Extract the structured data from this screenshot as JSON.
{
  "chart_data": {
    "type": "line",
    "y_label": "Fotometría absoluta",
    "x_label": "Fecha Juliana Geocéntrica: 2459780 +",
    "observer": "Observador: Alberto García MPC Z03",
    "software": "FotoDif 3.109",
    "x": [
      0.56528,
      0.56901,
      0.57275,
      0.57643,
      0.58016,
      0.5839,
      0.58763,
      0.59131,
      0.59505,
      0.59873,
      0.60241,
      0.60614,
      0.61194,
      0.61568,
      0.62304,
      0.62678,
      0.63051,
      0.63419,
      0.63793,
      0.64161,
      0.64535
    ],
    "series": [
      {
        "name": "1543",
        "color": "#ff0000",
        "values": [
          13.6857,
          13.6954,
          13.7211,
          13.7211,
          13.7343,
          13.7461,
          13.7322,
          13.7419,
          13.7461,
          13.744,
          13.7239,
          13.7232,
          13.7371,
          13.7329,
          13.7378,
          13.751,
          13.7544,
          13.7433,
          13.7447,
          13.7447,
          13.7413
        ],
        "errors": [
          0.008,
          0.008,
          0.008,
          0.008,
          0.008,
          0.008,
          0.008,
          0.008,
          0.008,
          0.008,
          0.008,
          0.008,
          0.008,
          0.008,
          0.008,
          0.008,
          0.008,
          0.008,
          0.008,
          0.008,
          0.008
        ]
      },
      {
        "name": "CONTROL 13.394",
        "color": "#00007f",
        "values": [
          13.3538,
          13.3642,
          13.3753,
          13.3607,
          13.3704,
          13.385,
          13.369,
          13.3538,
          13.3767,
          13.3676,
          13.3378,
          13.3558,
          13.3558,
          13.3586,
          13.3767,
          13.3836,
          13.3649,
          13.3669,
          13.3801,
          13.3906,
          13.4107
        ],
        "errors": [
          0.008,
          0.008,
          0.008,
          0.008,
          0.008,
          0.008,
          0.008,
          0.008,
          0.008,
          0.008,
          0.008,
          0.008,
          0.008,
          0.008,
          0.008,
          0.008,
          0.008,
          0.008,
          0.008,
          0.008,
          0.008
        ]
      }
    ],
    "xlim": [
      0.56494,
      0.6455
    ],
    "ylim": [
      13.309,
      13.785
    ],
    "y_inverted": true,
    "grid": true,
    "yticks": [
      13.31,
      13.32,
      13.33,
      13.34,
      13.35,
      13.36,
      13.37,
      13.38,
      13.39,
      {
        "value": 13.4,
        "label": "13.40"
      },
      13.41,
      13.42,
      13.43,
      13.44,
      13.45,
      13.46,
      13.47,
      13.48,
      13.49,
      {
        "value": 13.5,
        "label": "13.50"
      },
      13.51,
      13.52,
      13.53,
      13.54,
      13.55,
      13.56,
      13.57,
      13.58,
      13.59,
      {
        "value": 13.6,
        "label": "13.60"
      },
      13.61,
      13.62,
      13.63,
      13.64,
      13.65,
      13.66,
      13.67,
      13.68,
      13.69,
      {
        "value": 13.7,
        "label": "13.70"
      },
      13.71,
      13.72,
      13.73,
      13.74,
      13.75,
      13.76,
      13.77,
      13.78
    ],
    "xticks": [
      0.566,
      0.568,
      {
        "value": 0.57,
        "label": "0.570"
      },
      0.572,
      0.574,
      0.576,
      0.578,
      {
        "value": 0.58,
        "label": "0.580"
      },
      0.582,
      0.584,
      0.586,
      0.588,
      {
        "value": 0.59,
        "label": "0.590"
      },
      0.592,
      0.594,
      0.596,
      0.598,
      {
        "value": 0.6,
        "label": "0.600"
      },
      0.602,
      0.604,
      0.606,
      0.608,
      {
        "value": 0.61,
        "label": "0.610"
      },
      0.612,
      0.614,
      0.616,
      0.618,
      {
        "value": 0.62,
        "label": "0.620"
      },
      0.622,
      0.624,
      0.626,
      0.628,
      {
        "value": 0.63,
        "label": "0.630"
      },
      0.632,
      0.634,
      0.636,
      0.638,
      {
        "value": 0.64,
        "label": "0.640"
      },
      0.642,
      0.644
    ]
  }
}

## Objective
Reproduce the listing shown above in its entirety, exactly.

## Answer to the task
Extract the structured data from this screenshot as JSON.
{
  "chart_data": {
    "type": "line",
    "y_label": "Fotometría absoluta",
    "x_label": "Fecha Juliana Geocéntrica: 2459780 +",
    "observer": "Observador: Alberto García MPC Z03",
    "software": "FotoDif 3.109",
    "x": [
      0.56528,
      0.56901,
      0.57275,
      0.57643,
      0.58016,
      0.5839,
      0.58763,
      0.59131,
      0.59505,
      0.59873,
      0.60241,
      0.60614,
      0.61194,
      0.61568,
      0.62304,
      0.62678,
      0.63051,
      0.63419,
      0.63793,
      0.64161,
      0.64535
    ],
    "series": [
      {
        "name": "1543",
        "color": "#ff0000",
        "values": [
          13.6857,
          13.6954,
          13.7211,
          13.7211,
          13.7343,
          13.7461,
          13.7322,
          13.7419,
          13.7461,
          13.744,
          13.7239,
          13.7232,
          13.7371,
          13.7329,
          13.7378,
          13.751,
          13.7544,
          13.7433,
          13.7447,
          13.7447,
          13.7413
        ],
        "errors": [
          0.008,
          0.008,
          0.008,
          0.008,
          0.008,
          0.008,
          0.008,
          0.008,
          0.008,
          0.008,
          0.008,
          0.008,
          0.008,
          0.008,
          0.008,
          0.008,
          0.008,
          0.008,
          0.008,
          0.008,
          0.008
        ]
      },
      {
        "name": "CONTROL 13.394",
        "color": "#00007f",
        "values": [
          13.3538,
          13.3642,
          13.3753,
          13.3607,
          13.3704,
          13.385,
          13.369,
          13.3538,
          13.3767,
          13.3676,
          13.3378,
          13.3558,
          13.3558,
          13.3586,
          13.3767,
          13.3836,
          13.3649,
          13.3669,
          13.3801,
          13.3906,
          13.4107
        ],
        "errors": [
          0.008,
          0.008,
          0.008,
          0.008,
          0.008,
          0.008,
          0.008,
          0.008,
          0.008,
          0.008,
          0.008,
          0.008,
          0.008,
          0.008,
          0.008,
          0.008,
          0.008,
          0.008,
          0.008,
          0.008,
          0.008
        ]
      }
    ],
    "xlim": [
      0.56494,
      0.6455
    ],
    "ylim": [
      13.309,
      13.785
    ],
    "y_inverted": true,
    "grid": true,
    "yticks": [
      13.31,
      13.32,
      13.33,
      13.34,
      13.35,
      13.36,
      13.37,
      13.38,
      13.39,
      {
        "value": 13.4,
        "label": "13.40"
      },
      13.41,
      13.42,
      13.43,
      13.44,
      13.45,
      13.46,
      13.47,
      13.48,
      13.49,
      {
        "value": 13.5,
        "label": "13.50"
      },
      13.51,
      13.52,
      13.53,
      13.54,
      13.55,
      13.56,
      13.57,
      13.58,
      13.59,
      {
        "value": 13.6,
        "label": "13.60"
      },
      13.61,
      13.62,
      13.63,
      13.64,
      13.65,
      13.66,
      13.67,
      13.68,
      13.69,
      {
        "value": 13.7,
        "label": "13.70"
      },
      13.71,
      13.72,
      13.73,
      13.74,
      13.75,
      13.76,
      13.77,
      13.78
    ],
    "xticks": [
      0.566,
      0.568,
      {
        "value": 0.57,
        "label": "0.570"
      },
      0.572,
      0.574,
      0.576,
      0.578,
      {
        "value": 0.58,
        "label": "0.580"
      },
      0.582,
      0.584,
      0.586,
      0.588,
      {
        "value": 0.59,
        "label": "0.590"
      },
      0.592,
      0.594,
      0.596,
      0.598,
      {
        "value": 0.6,
        "label": "0.600"
      },
      0.602,
      0.604,
      0.606,
      0.608,
      {
        "value": 0.61,
        "label": "0.610"
      },
      0.612,
      0.614,
      0.616,
      0.618,
      {
        "value": 0.62,
        "label": "0.620"
      },
      0.622,
      0.624,
      0.626,
      0.628,
      {
        "value": 0.63,
        "label": "0.630"
      },
      0.632,
      0.634,
      0.636,
      0.638,
      {
        "value": 0.64,
        "label": "0.640"
      },
      0.642,
      0.644
    ]
  }
}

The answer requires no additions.